[START Recorded information]

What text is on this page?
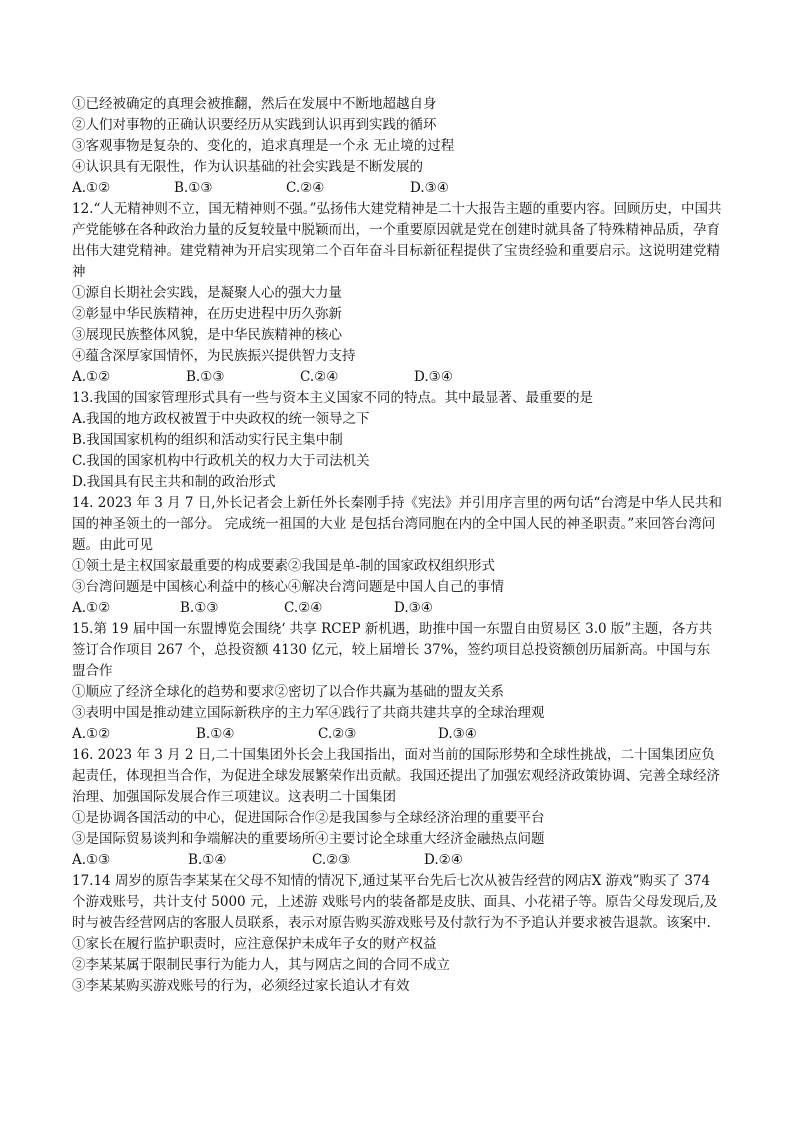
①已经被确定的真理会被推翻，然后在发展中不断地超越自身
②人们对事物的正确认识要经历从实践到认识再到实践的循环
③客观事物是复杂的、变化的，追求真理是一个永 无止境的过程
④认识具有无限性，作为认识基础的社会实践是不断发展的
A.①②	B.①③	C.②④	D.③④
12.“人无精神则不立，国无精神则不强。”弘扬伟大建党精神是二十大报告主题的重要内容。回顾历史，中国共产党能够在各种政治力量的反复较量中脱颖而出，一个重要原因就是党在创建时就具备了特殊精神品质，孕育出伟大建党精神。建党精神为开启实现第二个百年奋斗目标新征程提供了宝贵经验和重要启示。这说明建党精神
①源自长期社会实践，是凝聚人心的强大力量
②彰显中华民族精神，在历史进程中历久弥新
③展现民族整体风貌，是中华民族精神的核心
④蕴含深厚家国情怀，为民族振兴提供智力支持
A.①②	B.①③	C.②④	D.③④
13.我国的国家管理形式具有一些与资本主义国家不同的特点。其中最显著、最重要的是
A.我国的地方政权被置于中央政权的统一领导之下
B.我国国家机构的组织和活动实行民主集中制
C.我国的国家机构中行政机关的权力大于司法机关
D.我国具有民主共和制的政治形式
14. 2023 年 3 月 7 日,外长记者会上新任外长秦刚手持《宪法》并引用序言里的两句话“台湾是中华人民共和国的神圣领土的一部分。 完成统一祖国的大业 是包括台湾同胞在内的全中国人民的神圣职责。”来回答台湾问题。由此可见
①领土是主权国家最重要的构成要素②我国是单-制的国家政权组织形式
③台湾问题是中国核心利益中的核心④解决台湾问题是中国人自己的事情
A.①②	B.①③	C.②④	D.③④
15.第 19 届中国一东盟博览会围绕‘ 共享 RCEP 新机遇，助推中国一东盟自由贸易区 3.0 版”主题，各方共签订合作项目 267 个，总投资额 4130 亿元，较上届增长 37%，签约项目总投资额创历届新高。中国与东盟合作
①顺应了经济全球化的趋势和要求②密切了以合作共赢为基础的盟友关系
③表明中国是推动建立国际新秩序的主力军④践行了共商共建共享的全球治理观
A.①②	B.①④	C.②③	D.③④
16. 2023 年 3 月 2 日,二十国集团外长会上我国指出，面对当前的国际形势和全球性挑战，二十国集团应负起责任，体现担当合作，为促进全球发展繁荣作出贡献。我国还提出了加强宏观经济政策协调、完善全球经济治理、加强国际发展合作三项建议。这表明二十国集团
①是协调各国活动的中心，促进国际合作②是我国参与全球经济治理的重要平台
③是国际贸易谈判和争端解决的重要场所④主要讨论全球重大经济金融热点问题
A.①③	B.①④	C.②③	D.②④
17.14 周岁的原告李某某在父母不知情的情况下,通过某平台先后七次从被告经营的网店X 游戏”购买了 374 个游戏账号，共计支付 5000 元，上述游 戏账号内的装备都是皮肤、面具、小花裙子等。原告父母发现后,及时与被告经营网店的客服人员联系，表示对原告购买游戏账号及付款行为不予追认并要求被告退款。该案中.
①家长在履行监护职责时，应注意保护未成年子女的财产权益
②李某某属于限制民事行为能力人，其与网店之间的合同不成立
③李某某购买游戏账号的行为，必须经过家长追认才有效
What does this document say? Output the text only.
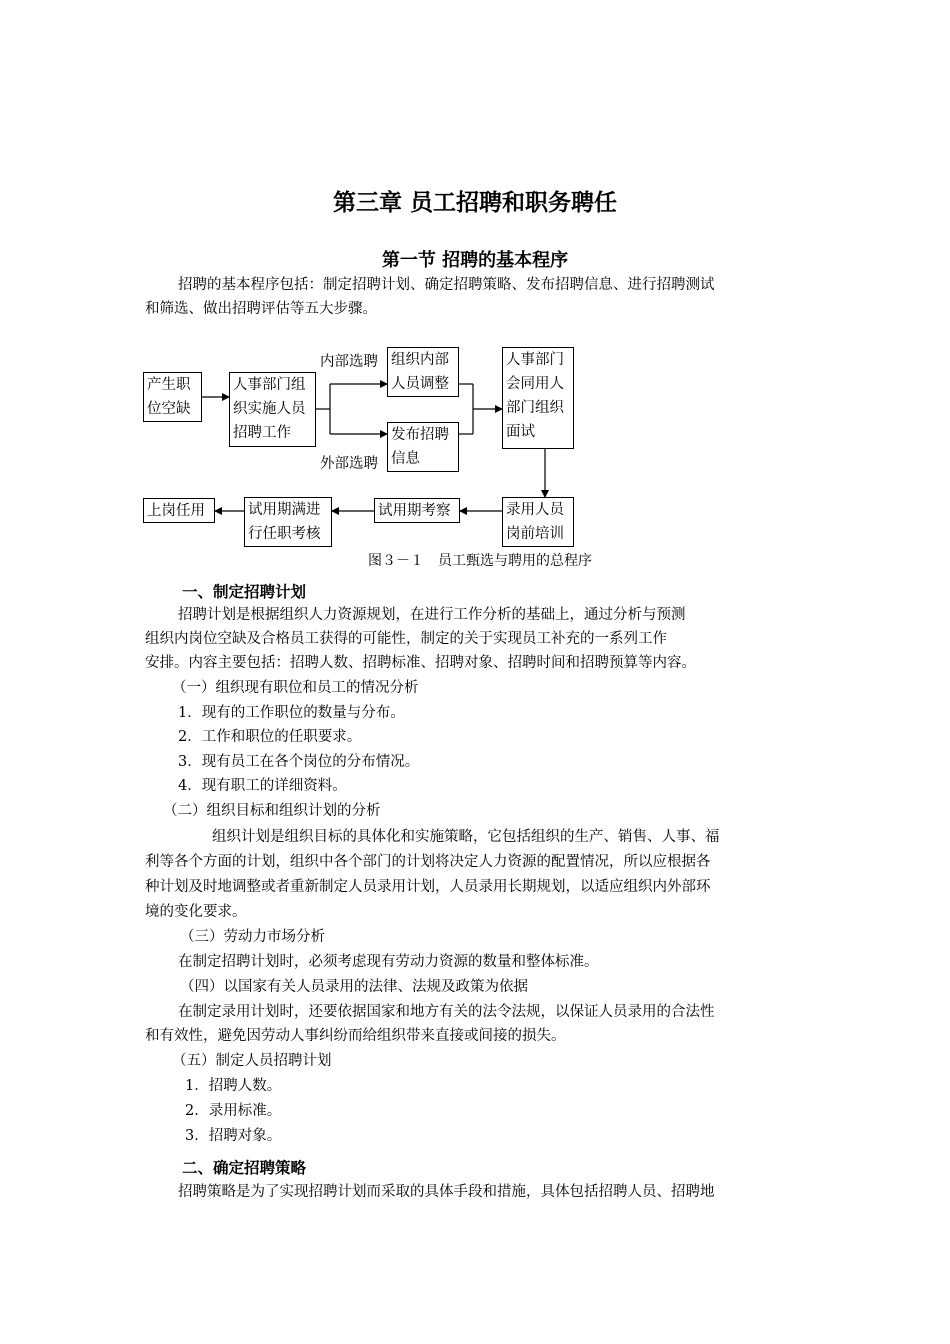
第三章 员工招聘和职务聘任
第一节 招聘的基本程序
招聘的基本程序包括：制定招聘计划、确定招聘策略、发布招聘信息、进行招聘测试
和筛选、做出招聘评估等五大步骤。
产生职
位空缺
人事部门组
织实施人员
招聘工作
组织内部
人员调整
发布招聘
信息
人事部门
会同用人
部门组织
面试
录用人员
岗前培训
试用期考察
试用期满进
行任职考核
上岗任用
内部选聘
外部选聘
图３－１　员工甄选与聘用的总程序
一、制定招聘计划
招聘计划是根据组织人力资源规划，在进行工作分析的基础上，通过分析与预测
组织内岗位空缺及合格员工获得的可能性，制定的关于实现员工补充的一系列工作
安排。内容主要包括：招聘人数、招聘标准、招聘对象、招聘时间和招聘预算等内容。
（一）组织现有职位和员工的情况分析
1．现有的工作职位的数量与分布。
2．工作和职位的任职要求。
3．现有员工在各个岗位的分布情况。
4．现有职工的详细资料。
（二）组织目标和组织计划的分析
组织计划是组织目标的具体化和实施策略，它包括组织的生产、销售、人事、福
利等各个方面的计划，组织中各个部门的计划将决定人力资源的配置情况，所以应根据各
种计划及时地调整或者重新制定人员录用计划，人员录用长期规划，以适应组织内外部环
境的变化要求。
（三）劳动力市场分析
在制定招聘计划时，必须考虑现有劳动力资源的数量和整体标准。
（四）以国家有关人员录用的法律、法规及政策为依据
在制定录用计划时，还要依据国家和地方有关的法令法规，以保证人员录用的合法性
和有效性，避免因劳动人事纠纷而给组织带来直接或间接的损失。
（五）制定人员招聘计划
1．招聘人数。
2．录用标准。
3．招聘对象。
二、确定招聘策略
招聘策略是为了实现招聘计划而采取的具体手段和措施，具体包括招聘人员、招聘地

[END Recorded information]

Give again, unchanged, only the lines from the line containing "What does this" to the last line of the records above. Pictures do not belong in the copy.

» **Problem solution**:
What does this document say? Output the text only.
第三章 员工招聘和职务聘任
第一节 招聘的基本程序
招聘的基本程序包括：制定招聘计划、确定招聘策略、发布招聘信息、进行招聘测试
和筛选、做出招聘评估等五大步骤。
产生职
位空缺
人事部门组
织实施人员
招聘工作
组织内部
人员调整
发布招聘
信息
人事部门
会同用人
部门组织
面试
录用人员
岗前培训
试用期考察
试用期满进
行任职考核
上岗任用
内部选聘
外部选聘
图３－１　员工甄选与聘用的总程序
一、制定招聘计划
招聘计划是根据组织人力资源规划，在进行工作分析的基础上，通过分析与预测
组织内岗位空缺及合格员工获得的可能性，制定的关于实现员工补充的一系列工作
安排。内容主要包括：招聘人数、招聘标准、招聘对象、招聘时间和招聘预算等内容。
（一）组织现有职位和员工的情况分析
1．现有的工作职位的数量与分布。
2．工作和职位的任职要求。
3．现有员工在各个岗位的分布情况。
4．现有职工的详细资料。
（二）组织目标和组织计划的分析
组织计划是组织目标的具体化和实施策略，它包括组织的生产、销售、人事、福
利等各个方面的计划，组织中各个部门的计划将决定人力资源的配置情况，所以应根据各
种计划及时地调整或者重新制定人员录用计划，人员录用长期规划，以适应组织内外部环
境的变化要求。
（三）劳动力市场分析
在制定招聘计划时，必须考虑现有劳动力资源的数量和整体标准。
（四）以国家有关人员录用的法律、法规及政策为依据
在制定录用计划时，还要依据国家和地方有关的法令法规，以保证人员录用的合法性
和有效性，避免因劳动人事纠纷而给组织带来直接或间接的损失。
（五）制定人员招聘计划
1．招聘人数。
2．录用标准。
3．招聘对象。
二、确定招聘策略
招聘策略是为了实现招聘计划而采取的具体手段和措施，具体包括招聘人员、招聘地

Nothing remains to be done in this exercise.